__GOAL OF THE EXERCISE__: Report every line in the listing that contains the string "color".

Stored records
— start —
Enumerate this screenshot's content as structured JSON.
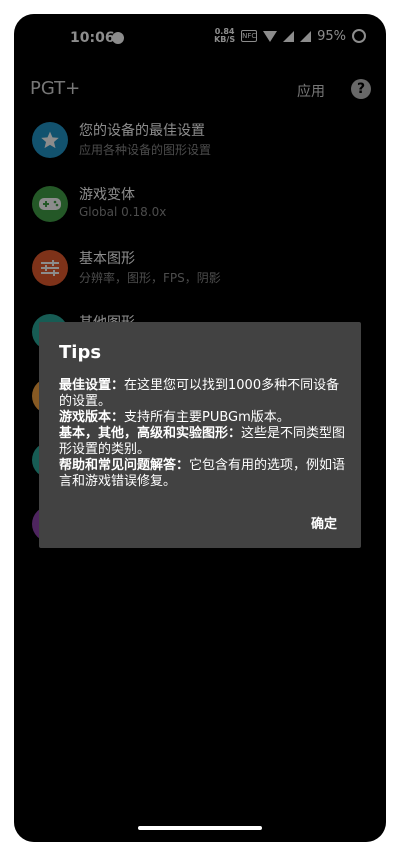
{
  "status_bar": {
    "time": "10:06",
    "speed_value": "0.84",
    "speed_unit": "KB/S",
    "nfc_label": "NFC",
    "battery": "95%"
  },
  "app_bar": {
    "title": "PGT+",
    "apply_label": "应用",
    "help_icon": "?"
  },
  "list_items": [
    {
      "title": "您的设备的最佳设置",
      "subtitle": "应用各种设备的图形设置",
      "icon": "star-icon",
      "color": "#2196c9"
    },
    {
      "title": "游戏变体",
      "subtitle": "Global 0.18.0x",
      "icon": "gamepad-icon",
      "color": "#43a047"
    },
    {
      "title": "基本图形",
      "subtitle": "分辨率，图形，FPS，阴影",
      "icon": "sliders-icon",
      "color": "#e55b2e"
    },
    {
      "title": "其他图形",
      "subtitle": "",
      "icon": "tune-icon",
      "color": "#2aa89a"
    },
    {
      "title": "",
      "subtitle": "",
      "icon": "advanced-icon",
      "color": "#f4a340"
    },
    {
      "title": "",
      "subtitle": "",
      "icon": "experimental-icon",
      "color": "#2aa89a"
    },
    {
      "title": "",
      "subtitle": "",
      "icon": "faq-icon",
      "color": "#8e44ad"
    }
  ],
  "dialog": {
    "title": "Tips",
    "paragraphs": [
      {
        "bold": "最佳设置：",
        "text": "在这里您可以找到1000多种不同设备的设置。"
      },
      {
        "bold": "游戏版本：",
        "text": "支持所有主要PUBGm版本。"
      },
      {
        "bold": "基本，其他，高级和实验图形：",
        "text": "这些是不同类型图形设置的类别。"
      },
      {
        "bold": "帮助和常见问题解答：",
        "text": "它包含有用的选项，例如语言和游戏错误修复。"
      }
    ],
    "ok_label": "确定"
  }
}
— end —
__SOLUTION TO THIS EXERCISE__:
      "color": "#2196c9"
      "color": "#43a047"
      "color": "#e55b2e"
      "color": "#2aa89a"
      "color": "#f4a340"
      "color": "#2aa89a"
      "color": "#8e44ad"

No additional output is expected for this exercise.